Recorded data:
## start

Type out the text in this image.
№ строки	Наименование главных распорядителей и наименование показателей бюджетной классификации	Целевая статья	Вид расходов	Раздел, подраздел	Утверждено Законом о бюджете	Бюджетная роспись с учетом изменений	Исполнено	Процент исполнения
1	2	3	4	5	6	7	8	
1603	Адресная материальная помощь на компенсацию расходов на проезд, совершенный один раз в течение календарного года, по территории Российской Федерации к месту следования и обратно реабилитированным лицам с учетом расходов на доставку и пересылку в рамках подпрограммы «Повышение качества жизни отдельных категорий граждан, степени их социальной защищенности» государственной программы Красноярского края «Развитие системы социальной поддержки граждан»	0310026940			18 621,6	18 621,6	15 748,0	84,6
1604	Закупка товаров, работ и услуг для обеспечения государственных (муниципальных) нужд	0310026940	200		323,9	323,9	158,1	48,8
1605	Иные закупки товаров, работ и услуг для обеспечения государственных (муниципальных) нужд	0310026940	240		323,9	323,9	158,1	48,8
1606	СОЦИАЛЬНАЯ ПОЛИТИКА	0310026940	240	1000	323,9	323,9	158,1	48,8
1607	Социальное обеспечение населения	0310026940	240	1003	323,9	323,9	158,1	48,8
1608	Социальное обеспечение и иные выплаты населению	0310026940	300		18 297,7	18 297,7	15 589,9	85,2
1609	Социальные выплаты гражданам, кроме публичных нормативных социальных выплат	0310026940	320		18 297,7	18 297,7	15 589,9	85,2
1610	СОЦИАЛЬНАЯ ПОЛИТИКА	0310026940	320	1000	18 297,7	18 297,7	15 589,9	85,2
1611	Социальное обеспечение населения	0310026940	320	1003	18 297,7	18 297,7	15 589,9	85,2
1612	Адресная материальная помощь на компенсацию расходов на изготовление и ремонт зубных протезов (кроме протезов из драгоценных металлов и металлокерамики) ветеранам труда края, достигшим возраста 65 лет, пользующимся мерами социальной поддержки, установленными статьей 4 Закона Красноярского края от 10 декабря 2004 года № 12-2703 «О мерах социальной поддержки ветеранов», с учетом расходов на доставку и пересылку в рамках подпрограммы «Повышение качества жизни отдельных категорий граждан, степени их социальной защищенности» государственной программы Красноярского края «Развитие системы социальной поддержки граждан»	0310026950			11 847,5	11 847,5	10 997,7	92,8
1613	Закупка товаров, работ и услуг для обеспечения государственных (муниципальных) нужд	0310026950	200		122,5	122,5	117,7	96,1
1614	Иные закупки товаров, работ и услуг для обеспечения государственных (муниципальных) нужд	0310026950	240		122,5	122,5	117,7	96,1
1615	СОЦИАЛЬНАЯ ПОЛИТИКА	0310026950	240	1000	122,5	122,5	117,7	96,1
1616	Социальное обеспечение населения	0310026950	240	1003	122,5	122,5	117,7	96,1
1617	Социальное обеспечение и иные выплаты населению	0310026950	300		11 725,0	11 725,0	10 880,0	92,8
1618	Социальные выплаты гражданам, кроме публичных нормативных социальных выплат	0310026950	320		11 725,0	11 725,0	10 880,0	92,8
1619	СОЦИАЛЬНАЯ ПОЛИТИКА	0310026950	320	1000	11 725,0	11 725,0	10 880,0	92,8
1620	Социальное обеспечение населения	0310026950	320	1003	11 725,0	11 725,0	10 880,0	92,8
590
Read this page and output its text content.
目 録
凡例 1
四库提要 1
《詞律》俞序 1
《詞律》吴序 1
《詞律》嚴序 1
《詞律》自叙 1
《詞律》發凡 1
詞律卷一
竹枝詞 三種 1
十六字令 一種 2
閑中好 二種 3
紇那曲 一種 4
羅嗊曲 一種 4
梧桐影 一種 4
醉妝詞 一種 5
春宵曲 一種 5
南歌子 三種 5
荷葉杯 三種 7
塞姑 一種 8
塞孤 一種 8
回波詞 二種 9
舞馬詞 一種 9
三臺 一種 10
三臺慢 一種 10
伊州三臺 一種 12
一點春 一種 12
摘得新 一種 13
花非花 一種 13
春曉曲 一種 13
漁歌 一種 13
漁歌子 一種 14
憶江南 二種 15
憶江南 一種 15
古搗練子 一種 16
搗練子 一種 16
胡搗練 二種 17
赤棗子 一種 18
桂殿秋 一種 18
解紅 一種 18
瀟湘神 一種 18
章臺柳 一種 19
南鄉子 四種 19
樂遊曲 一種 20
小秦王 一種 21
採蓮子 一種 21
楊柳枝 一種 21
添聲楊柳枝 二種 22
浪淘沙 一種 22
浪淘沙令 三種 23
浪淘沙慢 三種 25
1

## end

EXERCISE TASK =>
Go through the entries and return each line where the word "Красноярского" appears.

THE RESULT =>
1603	Адресная материальная помощь на компенсацию расходов на проезд, совершенный один раз в течение календарного года, по территории Российской Федерации к месту следования и обратно реабилитированным лицам с учетом расходов на доставку и пересылку в рамках подпрограммы «Повышение качества жизни отдельных категорий граждан, степени их социальной защищенности» государственной программы Красноярского края «Развитие системы социальной поддержки граждан»	0310026940			18 621,6	18 621,6	15 748,0	84,6
1612	Адресная материальная помощь на компенсацию расходов на изготовление и ремонт зубных протезов (кроме протезов из драгоценных металлов и металлокерамики) ветеранам труда края, достигшим возраста 65 лет, пользующимся мерами социальной поддержки, установленными статьей 4 Закона Красноярского края от 10 декабря 2004 года № 12-2703 «О мерах социальной поддержки ветеранов», с учетом расходов на доставку и пересылку в рамках подпрограммы «Повышение качества жизни отдельных категорий граждан, степени их социальной защищенности» государственной программы Красноярского края «Развитие системы социальной поддержки граждан»	0310026950			11 847,5	11 847,5	10 997,7	92,8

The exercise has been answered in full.